SHORT PROBLEM: Examine the material below. Gather every line in which the string "title" appears.
───── GIVEN ENTRIES
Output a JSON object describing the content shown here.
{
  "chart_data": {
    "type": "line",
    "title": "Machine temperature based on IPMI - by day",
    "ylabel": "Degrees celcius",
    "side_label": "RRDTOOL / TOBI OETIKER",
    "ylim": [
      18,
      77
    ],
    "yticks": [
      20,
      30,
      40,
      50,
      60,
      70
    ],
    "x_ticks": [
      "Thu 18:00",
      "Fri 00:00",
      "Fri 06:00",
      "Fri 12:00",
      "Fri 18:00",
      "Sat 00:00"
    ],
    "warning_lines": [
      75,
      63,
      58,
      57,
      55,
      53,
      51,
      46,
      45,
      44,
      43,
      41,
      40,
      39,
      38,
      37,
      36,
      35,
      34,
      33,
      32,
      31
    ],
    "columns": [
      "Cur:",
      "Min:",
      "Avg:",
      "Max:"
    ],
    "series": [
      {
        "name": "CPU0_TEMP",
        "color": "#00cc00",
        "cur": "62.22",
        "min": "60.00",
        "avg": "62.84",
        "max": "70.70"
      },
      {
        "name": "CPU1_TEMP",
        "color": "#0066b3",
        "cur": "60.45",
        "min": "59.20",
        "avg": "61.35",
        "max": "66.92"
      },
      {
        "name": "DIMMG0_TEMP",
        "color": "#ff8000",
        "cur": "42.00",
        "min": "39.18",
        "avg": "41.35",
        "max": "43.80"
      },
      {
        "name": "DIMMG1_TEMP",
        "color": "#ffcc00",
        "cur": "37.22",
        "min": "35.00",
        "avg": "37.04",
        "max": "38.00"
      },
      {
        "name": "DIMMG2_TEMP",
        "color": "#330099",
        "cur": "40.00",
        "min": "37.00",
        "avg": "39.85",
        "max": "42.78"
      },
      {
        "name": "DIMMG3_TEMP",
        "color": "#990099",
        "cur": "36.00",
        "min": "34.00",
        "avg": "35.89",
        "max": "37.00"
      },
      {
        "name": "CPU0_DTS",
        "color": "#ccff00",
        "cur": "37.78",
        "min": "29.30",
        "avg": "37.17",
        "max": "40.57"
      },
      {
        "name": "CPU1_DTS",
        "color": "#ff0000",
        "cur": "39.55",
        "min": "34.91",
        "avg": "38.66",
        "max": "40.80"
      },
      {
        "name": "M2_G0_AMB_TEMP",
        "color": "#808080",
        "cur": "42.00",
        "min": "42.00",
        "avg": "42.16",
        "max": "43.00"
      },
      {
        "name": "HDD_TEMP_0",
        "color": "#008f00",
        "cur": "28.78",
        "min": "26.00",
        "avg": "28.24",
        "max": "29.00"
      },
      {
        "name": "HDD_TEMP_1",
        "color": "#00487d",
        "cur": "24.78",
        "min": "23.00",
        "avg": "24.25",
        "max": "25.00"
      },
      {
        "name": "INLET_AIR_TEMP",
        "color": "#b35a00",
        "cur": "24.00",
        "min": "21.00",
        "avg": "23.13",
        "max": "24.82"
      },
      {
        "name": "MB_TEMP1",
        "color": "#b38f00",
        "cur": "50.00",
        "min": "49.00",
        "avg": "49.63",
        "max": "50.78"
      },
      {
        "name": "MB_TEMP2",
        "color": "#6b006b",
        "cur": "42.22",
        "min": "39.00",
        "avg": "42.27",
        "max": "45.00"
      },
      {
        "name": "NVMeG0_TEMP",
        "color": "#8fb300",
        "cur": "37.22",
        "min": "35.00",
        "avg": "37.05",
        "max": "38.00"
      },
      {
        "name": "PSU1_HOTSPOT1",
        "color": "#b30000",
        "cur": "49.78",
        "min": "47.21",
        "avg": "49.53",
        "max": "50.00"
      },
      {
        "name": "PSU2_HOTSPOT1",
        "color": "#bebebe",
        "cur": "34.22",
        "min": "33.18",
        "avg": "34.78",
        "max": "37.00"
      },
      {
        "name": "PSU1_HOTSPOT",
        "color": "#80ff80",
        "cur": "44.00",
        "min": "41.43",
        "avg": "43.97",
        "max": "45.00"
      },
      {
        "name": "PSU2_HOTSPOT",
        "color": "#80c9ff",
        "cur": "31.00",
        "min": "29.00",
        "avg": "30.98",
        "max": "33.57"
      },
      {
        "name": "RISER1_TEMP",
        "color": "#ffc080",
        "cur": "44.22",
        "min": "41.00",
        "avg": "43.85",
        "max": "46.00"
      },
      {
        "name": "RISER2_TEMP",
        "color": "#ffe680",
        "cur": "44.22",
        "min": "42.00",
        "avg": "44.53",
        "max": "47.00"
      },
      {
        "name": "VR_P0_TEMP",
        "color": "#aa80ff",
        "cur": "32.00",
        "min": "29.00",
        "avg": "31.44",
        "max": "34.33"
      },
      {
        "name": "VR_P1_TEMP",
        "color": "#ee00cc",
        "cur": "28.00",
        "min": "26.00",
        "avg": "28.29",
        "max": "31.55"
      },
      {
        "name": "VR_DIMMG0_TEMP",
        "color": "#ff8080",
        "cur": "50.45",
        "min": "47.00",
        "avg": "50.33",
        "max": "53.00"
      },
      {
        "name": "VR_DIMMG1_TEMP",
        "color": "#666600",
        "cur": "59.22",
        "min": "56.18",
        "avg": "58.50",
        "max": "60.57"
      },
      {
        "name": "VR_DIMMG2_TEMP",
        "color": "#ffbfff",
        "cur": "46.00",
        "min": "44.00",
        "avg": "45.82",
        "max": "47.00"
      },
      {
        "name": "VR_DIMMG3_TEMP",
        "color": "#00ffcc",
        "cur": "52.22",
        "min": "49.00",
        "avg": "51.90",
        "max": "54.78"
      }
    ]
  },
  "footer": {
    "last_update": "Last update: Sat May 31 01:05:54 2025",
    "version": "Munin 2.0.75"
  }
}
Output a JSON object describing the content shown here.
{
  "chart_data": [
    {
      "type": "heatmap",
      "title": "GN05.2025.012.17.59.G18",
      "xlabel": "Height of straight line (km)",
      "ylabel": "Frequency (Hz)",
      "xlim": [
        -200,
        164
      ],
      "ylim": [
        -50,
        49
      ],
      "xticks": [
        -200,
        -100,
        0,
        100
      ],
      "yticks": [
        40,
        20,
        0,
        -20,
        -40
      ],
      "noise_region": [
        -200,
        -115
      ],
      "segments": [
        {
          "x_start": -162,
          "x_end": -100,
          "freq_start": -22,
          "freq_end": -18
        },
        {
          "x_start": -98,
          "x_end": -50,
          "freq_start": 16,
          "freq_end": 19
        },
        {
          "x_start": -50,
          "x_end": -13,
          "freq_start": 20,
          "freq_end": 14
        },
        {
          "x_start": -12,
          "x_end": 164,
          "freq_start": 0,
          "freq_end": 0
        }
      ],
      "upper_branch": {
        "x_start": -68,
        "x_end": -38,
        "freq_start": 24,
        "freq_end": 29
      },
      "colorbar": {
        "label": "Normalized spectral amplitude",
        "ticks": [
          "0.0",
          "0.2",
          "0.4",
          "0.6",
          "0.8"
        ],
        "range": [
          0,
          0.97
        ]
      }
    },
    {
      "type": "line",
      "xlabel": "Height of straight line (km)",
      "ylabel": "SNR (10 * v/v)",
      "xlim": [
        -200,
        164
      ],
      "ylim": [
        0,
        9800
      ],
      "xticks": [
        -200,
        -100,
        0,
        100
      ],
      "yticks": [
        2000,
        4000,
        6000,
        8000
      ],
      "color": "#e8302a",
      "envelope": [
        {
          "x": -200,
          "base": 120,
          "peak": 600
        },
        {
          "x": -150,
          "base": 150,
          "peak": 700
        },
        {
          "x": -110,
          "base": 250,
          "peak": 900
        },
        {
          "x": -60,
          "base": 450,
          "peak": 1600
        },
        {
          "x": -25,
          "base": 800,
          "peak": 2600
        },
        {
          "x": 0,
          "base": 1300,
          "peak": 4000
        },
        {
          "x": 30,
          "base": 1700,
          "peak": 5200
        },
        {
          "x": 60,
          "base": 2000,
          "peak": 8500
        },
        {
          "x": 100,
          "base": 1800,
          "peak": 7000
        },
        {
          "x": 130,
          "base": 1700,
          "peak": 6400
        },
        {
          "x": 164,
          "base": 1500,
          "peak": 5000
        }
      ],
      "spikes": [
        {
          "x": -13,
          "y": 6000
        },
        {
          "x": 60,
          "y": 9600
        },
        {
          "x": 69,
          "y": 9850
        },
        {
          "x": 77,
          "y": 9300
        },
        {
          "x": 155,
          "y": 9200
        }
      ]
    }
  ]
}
──────────
EXERCISE RESPONSE:
    "title": "Machine temperature based on IPMI - by day",
      "title": "GN05.2025.012.17.59.G18",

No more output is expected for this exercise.